[To be done] Go through the entries below and copy each line containing the word "上述实验过程中".

[Records for this exercise]
☆ ☆ ☆ ☆ ☆

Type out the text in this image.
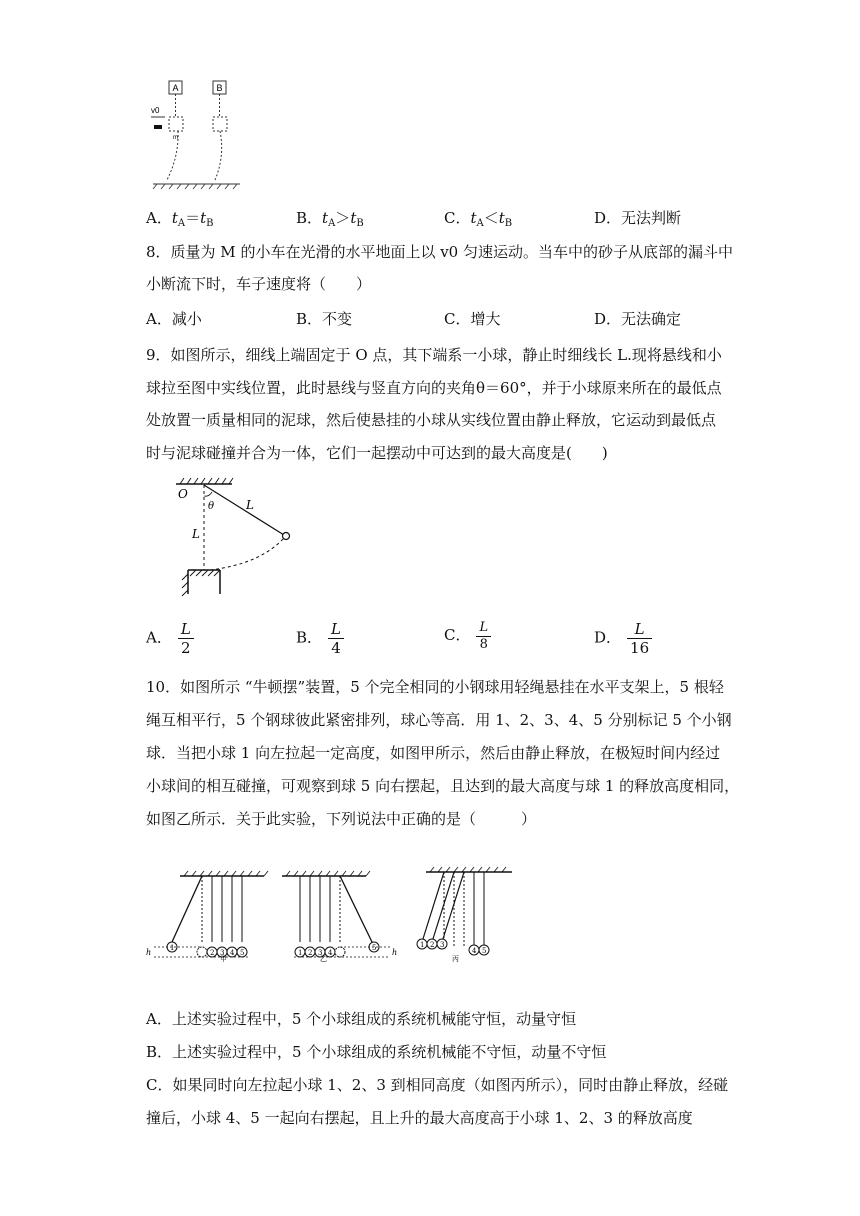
A	B
v0
m
A．$t_A=t_B$	B．$t_A>t_B$	C．$t_A<t_B$	D．无法判断
8．质量为 M 的小车在光滑的水平地面上以 v0 匀速运动。当车中的砂子从底部的漏斗中
小断流下时，车子速度将（　　）
A．减小	B．不变	C．增大	D．无法确定
9．如图所示，细线上端固定于 O 点，其下端系一小球，静止时细线长 L.现将悬线和小
球拉至图中实线位置，此时悬线与竖直方向的夹角θ＝60°，并于小球原来所在的最低点
处放置一质量相同的泥球，然后使悬挂的小球从实线位置由静止释放，它运动到最低点
时与泥球碰撞并合为一体，它们一起摆动中可达到的最大高度是(　　)
O
θ	L
L
A． $\frac{L}{2}$	B． $\frac{L}{4}$	C． $\frac{L}{8}$	D． $\frac{L}{16}$
10．如图所示 “牛顿摆”装置，5 个完全相同的小钢球用轻绳悬挂在水平支架上，5 根轻
绳互相平行，5 个钢球彼此紧密排列，球心等高．用 1、2、3、4、5 分别标记 5 个小钢
球．当把小球 1 向左拉起一定高度，如图甲所示，然后由静止释放，在极短时间内经过
小球间的相互碰撞，可观察到球 5 向右摆起，且达到的最大高度与球 1 的释放高度相同，
如图乙所示．关于此实验，下列说法中正确的是（　　　）
1
2 3 4 5
h
甲
1 2 3 4
5 h
乙
1 2 3
4 5
丙
A．上述实验过程中，5 个小球组成的系统机械能守恒，动量守恒
B．上述实验过程中，5 个小球组成的系统机械能不守恒，动量不守恒
C．如果同时向左拉起小球 1、2、3 到相同高度（如图丙所示），同时由静止释放，经碰
撞后，小球 4、5 一起向右摆起，且上升的最大高度高于小球 1、2、3 的释放高度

☆ ☆ ☆ ☆ ☆

[Solution for this task]
A．上述实验过程中，5 个小球组成的系统机械能守恒，动量守恒
B．上述实验过程中，5 个小球组成的系统机械能不守恒，动量不守恒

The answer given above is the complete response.